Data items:
--*--
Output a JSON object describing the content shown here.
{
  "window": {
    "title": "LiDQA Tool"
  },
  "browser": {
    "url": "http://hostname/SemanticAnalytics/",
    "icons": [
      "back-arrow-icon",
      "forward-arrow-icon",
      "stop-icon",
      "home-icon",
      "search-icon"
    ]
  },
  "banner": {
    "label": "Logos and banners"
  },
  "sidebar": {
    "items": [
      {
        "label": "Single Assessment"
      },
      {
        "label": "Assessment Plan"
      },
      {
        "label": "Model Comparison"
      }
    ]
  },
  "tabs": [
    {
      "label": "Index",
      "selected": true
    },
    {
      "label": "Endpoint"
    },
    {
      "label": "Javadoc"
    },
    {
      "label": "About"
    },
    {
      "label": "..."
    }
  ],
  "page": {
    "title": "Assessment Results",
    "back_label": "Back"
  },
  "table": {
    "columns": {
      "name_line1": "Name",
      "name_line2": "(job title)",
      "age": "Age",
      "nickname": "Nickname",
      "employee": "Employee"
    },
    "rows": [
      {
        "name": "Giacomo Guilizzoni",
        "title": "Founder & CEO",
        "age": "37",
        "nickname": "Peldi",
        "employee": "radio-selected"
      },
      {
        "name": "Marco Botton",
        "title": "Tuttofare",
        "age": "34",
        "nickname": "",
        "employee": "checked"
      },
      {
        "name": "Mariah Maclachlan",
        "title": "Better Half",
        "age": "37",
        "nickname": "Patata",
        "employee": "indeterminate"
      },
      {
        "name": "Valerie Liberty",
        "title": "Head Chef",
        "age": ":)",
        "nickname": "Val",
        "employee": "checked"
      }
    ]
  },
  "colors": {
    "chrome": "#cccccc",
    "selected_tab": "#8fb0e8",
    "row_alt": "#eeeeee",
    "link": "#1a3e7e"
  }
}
--*--
**Objective:** Return every entry exactly as given.

**Output below:**
Output a JSON object describing the content shown here.
{
  "window": {
    "title": "LiDQA Tool"
  },
  "browser": {
    "url": "http://hostname/SemanticAnalytics/",
    "icons": [
      "back-arrow-icon",
      "forward-arrow-icon",
      "stop-icon",
      "home-icon",
      "search-icon"
    ]
  },
  "banner": {
    "label": "Logos and banners"
  },
  "sidebar": {
    "items": [
      {
        "label": "Single Assessment"
      },
      {
        "label": "Assessment Plan"
      },
      {
        "label": "Model Comparison"
      }
    ]
  },
  "tabs": [
    {
      "label": "Index",
      "selected": true
    },
    {
      "label": "Endpoint"
    },
    {
      "label": "Javadoc"
    },
    {
      "label": "About"
    },
    {
      "label": "..."
    }
  ],
  "page": {
    "title": "Assessment Results",
    "back_label": "Back"
  },
  "table": {
    "columns": {
      "name_line1": "Name",
      "name_line2": "(job title)",
      "age": "Age",
      "nickname": "Nickname",
      "employee": "Employee"
    },
    "rows": [
      {
        "name": "Giacomo Guilizzoni",
        "title": "Founder & CEO",
        "age": "37",
        "nickname": "Peldi",
        "employee": "radio-selected"
      },
      {
        "name": "Marco Botton",
        "title": "Tuttofare",
        "age": "34",
        "nickname": "",
        "employee": "checked"
      },
      {
        "name": "Mariah Maclachlan",
        "title": "Better Half",
        "age": "37",
        "nickname": "Patata",
        "employee": "indeterminate"
      },
      {
        "name": "Valerie Liberty",
        "title": "Head Chef",
        "age": ":)",
        "nickname": "Val",
        "employee": "checked"
      }
    ]
  },
  "colors": {
    "chrome": "#cccccc",
    "selected_tab": "#8fb0e8",
    "row_alt": "#eeeeee",
    "link": "#1a3e7e"
  }
}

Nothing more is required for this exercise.